**STATED GOAL**
Quote the whole listing verbatim.

**MATERIAL FOR THIS TASK**

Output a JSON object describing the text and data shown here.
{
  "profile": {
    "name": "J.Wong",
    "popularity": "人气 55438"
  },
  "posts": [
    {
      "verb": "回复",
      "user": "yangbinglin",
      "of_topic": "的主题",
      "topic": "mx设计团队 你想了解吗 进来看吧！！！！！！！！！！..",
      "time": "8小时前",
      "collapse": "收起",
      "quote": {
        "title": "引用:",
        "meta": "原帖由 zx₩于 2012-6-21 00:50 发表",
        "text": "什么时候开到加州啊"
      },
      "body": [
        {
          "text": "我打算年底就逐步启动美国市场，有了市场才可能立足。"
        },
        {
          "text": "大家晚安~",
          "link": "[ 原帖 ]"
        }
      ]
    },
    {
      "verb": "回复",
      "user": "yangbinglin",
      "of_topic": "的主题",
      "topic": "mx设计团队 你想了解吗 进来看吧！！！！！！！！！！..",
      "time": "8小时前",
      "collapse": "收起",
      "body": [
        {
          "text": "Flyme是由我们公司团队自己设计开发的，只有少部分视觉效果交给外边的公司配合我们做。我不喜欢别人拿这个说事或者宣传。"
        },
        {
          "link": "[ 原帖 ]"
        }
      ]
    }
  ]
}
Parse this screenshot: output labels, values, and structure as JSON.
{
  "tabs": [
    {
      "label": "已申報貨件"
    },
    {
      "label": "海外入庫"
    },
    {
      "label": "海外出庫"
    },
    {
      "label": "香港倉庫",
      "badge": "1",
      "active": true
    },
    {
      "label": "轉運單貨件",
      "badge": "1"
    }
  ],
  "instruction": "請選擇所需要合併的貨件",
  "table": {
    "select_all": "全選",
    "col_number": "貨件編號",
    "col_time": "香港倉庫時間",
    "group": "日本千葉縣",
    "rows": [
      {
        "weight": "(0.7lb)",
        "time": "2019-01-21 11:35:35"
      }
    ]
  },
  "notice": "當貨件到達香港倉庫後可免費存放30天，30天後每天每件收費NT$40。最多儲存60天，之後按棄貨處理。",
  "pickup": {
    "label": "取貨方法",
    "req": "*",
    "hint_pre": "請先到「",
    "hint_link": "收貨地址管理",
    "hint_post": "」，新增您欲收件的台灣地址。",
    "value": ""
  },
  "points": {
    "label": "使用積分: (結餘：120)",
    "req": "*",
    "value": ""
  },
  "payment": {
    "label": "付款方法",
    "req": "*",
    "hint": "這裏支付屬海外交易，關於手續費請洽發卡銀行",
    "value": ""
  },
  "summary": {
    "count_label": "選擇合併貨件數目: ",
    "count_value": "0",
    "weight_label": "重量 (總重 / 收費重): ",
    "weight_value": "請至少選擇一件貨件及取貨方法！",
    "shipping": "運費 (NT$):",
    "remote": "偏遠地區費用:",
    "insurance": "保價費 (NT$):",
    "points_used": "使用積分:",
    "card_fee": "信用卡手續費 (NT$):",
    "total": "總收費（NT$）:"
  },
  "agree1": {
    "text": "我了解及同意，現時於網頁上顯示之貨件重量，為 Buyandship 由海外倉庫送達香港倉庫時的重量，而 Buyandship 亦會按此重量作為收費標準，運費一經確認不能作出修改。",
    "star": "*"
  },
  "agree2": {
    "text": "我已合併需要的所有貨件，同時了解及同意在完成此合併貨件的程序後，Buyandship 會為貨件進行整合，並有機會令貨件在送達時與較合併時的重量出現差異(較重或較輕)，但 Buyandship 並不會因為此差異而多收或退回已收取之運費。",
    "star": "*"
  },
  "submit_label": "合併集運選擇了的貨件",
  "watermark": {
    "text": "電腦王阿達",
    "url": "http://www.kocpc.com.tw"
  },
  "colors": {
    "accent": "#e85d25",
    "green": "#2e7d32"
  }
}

**SOLUTION FOR THIS EXERCISE**
Output a JSON object describing the text and data shown here.
{
  "profile": {
    "name": "J.Wong",
    "popularity": "人气 55438"
  },
  "posts": [
    {
      "verb": "回复",
      "user": "yangbinglin",
      "of_topic": "的主题",
      "topic": "mx设计团队 你想了解吗 进来看吧！！！！！！！！！！..",
      "time": "8小时前",
      "collapse": "收起",
      "quote": {
        "title": "引用:",
        "meta": "原帖由 zx₩于 2012-6-21 00:50 发表",
        "text": "什么时候开到加州啊"
      },
      "body": [
        {
          "text": "我打算年底就逐步启动美国市场，有了市场才可能立足。"
        },
        {
          "text": "大家晚安~",
          "link": "[ 原帖 ]"
        }
      ]
    },
    {
      "verb": "回复",
      "user": "yangbinglin",
      "of_topic": "的主题",
      "topic": "mx设计团队 你想了解吗 进来看吧！！！！！！！！！！..",
      "time": "8小时前",
      "collapse": "收起",
      "body": [
        {
          "text": "Flyme是由我们公司团队自己设计开发的，只有少部分视觉效果交给外边的公司配合我们做。我不喜欢别人拿这个说事或者宣传。"
        },
        {
          "link": "[ 原帖 ]"
        }
      ]
    }
  ]
}
Parse this screenshot: output labels, values, and structure as JSON.
{
  "tabs": [
    {
      "label": "已申報貨件"
    },
    {
      "label": "海外入庫"
    },
    {
      "label": "海外出庫"
    },
    {
      "label": "香港倉庫",
      "badge": "1",
      "active": true
    },
    {
      "label": "轉運單貨件",
      "badge": "1"
    }
  ],
  "instruction": "請選擇所需要合併的貨件",
  "table": {
    "select_all": "全選",
    "col_number": "貨件編號",
    "col_time": "香港倉庫時間",
    "group": "日本千葉縣",
    "rows": [
      {
        "weight": "(0.7lb)",
        "time": "2019-01-21 11:35:35"
      }
    ]
  },
  "notice": "當貨件到達香港倉庫後可免費存放30天，30天後每天每件收費NT$40。最多儲存60天，之後按棄貨處理。",
  "pickup": {
    "label": "取貨方法",
    "req": "*",
    "hint_pre": "請先到「",
    "hint_link": "收貨地址管理",
    "hint_post": "」，新增您欲收件的台灣地址。",
    "value": ""
  },
  "points": {
    "label": "使用積分: (結餘：120)",
    "req": "*",
    "value": ""
  },
  "payment": {
    "label": "付款方法",
    "req": "*",
    "hint": "這裏支付屬海外交易，關於手續費請洽發卡銀行",
    "value": ""
  },
  "summary": {
    "count_label": "選擇合併貨件數目: ",
    "count_value": "0",
    "weight_label": "重量 (總重 / 收費重): ",
    "weight_value": "請至少選擇一件貨件及取貨方法！",
    "shipping": "運費 (NT$):",
    "remote": "偏遠地區費用:",
    "insurance": "保價費 (NT$):",
    "points_used": "使用積分:",
    "card_fee": "信用卡手續費 (NT$):",
    "total": "總收費（NT$）:"
  },
  "agree1": {
    "text": "我了解及同意，現時於網頁上顯示之貨件重量，為 Buyandship 由海外倉庫送達香港倉庫時的重量，而 Buyandship 亦會按此重量作為收費標準，運費一經確認不能作出修改。",
    "star": "*"
  },
  "agree2": {
    "text": "我已合併需要的所有貨件，同時了解及同意在完成此合併貨件的程序後，Buyandship 會為貨件進行整合，並有機會令貨件在送達時與較合併時的重量出現差異(較重或較輕)，但 Buyandship 並不會因為此差異而多收或退回已收取之運費。",
    "star": "*"
  },
  "submit_label": "合併集運選擇了的貨件",
  "watermark": {
    "text": "電腦王阿達",
    "url": "http://www.kocpc.com.tw"
  },
  "colors": {
    "accent": "#e85d25",
    "green": "#2e7d32"
  }
}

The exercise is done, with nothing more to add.